Task to carry out: Restate the listing that follows word for word, without its pictures.

Raw records:
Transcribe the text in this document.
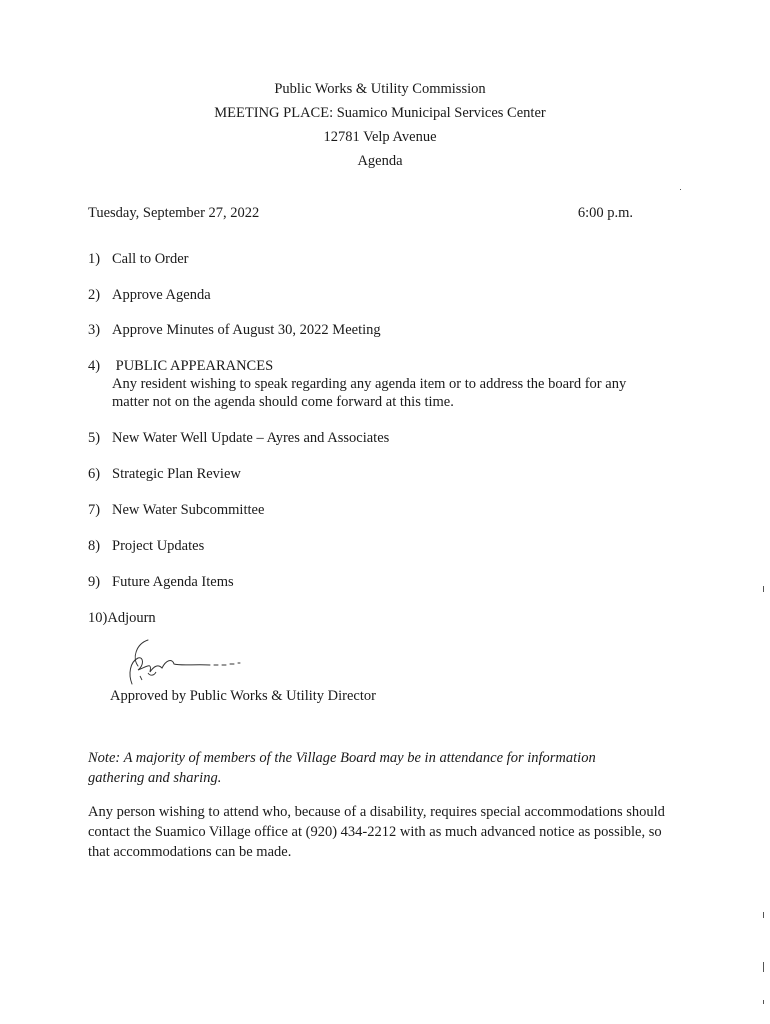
Public Works & Utility Commission
MEETING PLACE: Suamico Municipal Services Center
12781 Velp Avenue
Agenda
Tuesday, September 27, 2022	6:00 p.m.
1) Call to Order
2) Approve Agenda
3) Approve Minutes of August 30, 2022 Meeting
4) PUBLIC APPEARANCES
Any resident wishing to speak regarding any agenda item or to address the board for any matter not on the agenda should come forward at this time.
5) New Water Well Update – Ayres and Associates
6) Strategic Plan Review
7) New Water Subcommittee
8) Project Updates
9) Future Agenda Items
10)Adjourn
Approved by Public Works & Utility Director
Note: A majority of members of the Village Board may be in attendance for information gathering and sharing.
Any person wishing to attend who, because of a disability, requires special accommodations should contact the Suamico Village office at (920) 434-2212 with as much advanced notice as possible, so that accommodations can be made.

Solution to this task:
Transcribe the text in this document.
Public Works & Utility Commission
MEETING PLACE: Suamico Municipal Services Center
12781 Velp Avenue
Agenda
Tuesday, September 27, 2022	6:00 p.m.
1) Call to Order
2) Approve Agenda
3) Approve Minutes of August 30, 2022 Meeting
4) PUBLIC APPEARANCES
Any resident wishing to speak regarding any agenda item or to address the board for any matter not on the agenda should come forward at this time.
5) New Water Well Update – Ayres and Associates
6) Strategic Plan Review
7) New Water Subcommittee
8) Project Updates
9) Future Agenda Items
10)Adjourn
Approved by Public Works & Utility Director
Note: A majority of members of the Village Board may be in attendance for information gathering and sharing.
Any person wishing to attend who, because of a disability, requires special accommodations should contact the Suamico Village office at (920) 434-2212 with as much advanced notice as possible, so that accommodations can be made.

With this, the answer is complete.